*Instructions to follow*:
Extract the full set of records that follows, word for word.

*Data entries*:
START
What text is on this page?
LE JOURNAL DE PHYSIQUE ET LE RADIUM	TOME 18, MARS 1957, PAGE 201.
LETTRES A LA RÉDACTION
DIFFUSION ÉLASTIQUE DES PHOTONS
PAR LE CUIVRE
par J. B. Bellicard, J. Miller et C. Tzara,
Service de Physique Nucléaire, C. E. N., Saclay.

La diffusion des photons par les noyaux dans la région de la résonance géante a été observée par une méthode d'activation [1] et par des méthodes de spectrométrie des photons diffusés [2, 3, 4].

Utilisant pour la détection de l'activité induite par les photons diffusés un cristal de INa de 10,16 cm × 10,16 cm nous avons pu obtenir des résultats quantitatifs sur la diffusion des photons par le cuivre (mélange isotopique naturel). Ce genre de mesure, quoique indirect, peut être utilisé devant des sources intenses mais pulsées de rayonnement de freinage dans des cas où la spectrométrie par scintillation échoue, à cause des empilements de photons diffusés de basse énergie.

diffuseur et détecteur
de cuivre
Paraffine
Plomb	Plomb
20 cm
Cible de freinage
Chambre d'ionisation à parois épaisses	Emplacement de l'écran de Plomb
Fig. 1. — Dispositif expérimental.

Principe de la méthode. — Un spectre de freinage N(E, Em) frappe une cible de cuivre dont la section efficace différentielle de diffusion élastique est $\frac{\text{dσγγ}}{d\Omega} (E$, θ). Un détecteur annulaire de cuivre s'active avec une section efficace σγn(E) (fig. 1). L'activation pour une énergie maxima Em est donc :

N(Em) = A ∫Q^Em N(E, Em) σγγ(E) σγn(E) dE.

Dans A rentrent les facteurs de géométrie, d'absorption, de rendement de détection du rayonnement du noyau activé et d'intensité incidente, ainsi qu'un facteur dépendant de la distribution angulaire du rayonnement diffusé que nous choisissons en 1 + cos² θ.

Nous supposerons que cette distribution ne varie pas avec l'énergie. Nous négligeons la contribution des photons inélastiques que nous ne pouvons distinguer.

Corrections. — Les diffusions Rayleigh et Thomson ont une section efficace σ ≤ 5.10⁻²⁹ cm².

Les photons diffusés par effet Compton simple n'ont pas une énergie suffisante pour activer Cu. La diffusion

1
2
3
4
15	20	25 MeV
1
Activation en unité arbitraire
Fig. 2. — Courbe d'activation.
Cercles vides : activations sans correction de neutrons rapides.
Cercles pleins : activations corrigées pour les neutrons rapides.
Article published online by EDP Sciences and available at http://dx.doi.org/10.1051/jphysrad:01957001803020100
END
*Response to the exercise*:
What text is on this page?
LE JOURNAL DE PHYSIQUE ET LE RADIUM	TOME 18, MARS 1957, PAGE 201.
LETTRES A LA RÉDACTION
DIFFUSION ÉLASTIQUE DES PHOTONS
PAR LE CUIVRE
par J. B. Bellicard, J. Miller et C. Tzara,
Service de Physique Nucléaire, C. E. N., Saclay.

La diffusion des photons par les noyaux dans la région de la résonance géante a été observée par une méthode d'activation [1] et par des méthodes de spectrométrie des photons diffusés [2, 3, 4].

Utilisant pour la détection de l'activité induite par les photons diffusés un cristal de INa de 10,16 cm × 10,16 cm nous avons pu obtenir des résultats quantitatifs sur la diffusion des photons par le cuivre (mélange isotopique naturel). Ce genre de mesure, quoique indirect, peut être utilisé devant des sources intenses mais pulsées de rayonnement de freinage dans des cas où la spectrométrie par scintillation échoue, à cause des empilements de photons diffusés de basse énergie.

diffuseur et détecteur
de cuivre
Paraffine
Plomb	Plomb
20 cm
Cible de freinage
Chambre d'ionisation à parois épaisses	Emplacement de l'écran de Plomb
Fig. 1. — Dispositif expérimental.

Principe de la méthode. — Un spectre de freinage N(E, Em) frappe une cible de cuivre dont la section efficace différentielle de diffusion élastique est $\frac{\text{dσγγ}}{d\Omega} (E$, θ). Un détecteur annulaire de cuivre s'active avec une section efficace σγn(E) (fig. 1). L'activation pour une énergie maxima Em est donc :

N(Em) = A ∫Q^Em N(E, Em) σγγ(E) σγn(E) dE.

Dans A rentrent les facteurs de géométrie, d'absorption, de rendement de détection du rayonnement du noyau activé et d'intensité incidente, ainsi qu'un facteur dépendant de la distribution angulaire du rayonnement diffusé que nous choisissons en 1 + cos² θ.

Nous supposerons que cette distribution ne varie pas avec l'énergie. Nous négligeons la contribution des photons inélastiques que nous ne pouvons distinguer.

Corrections. — Les diffusions Rayleigh et Thomson ont une section efficace σ ≤ 5.10⁻²⁹ cm².

Les photons diffusés par effet Compton simple n'ont pas une énergie suffisante pour activer Cu. La diffusion

1
2
3
4
15	20	25 MeV
1
Activation en unité arbitraire
Fig. 2. — Courbe d'activation.
Cercles vides : activations sans correction de neutrons rapides.
Cercles pleins : activations corrigées pour les neutrons rapides.
Article published online by EDP Sciences and available at http://dx.doi.org/10.1051/jphysrad:01957001803020100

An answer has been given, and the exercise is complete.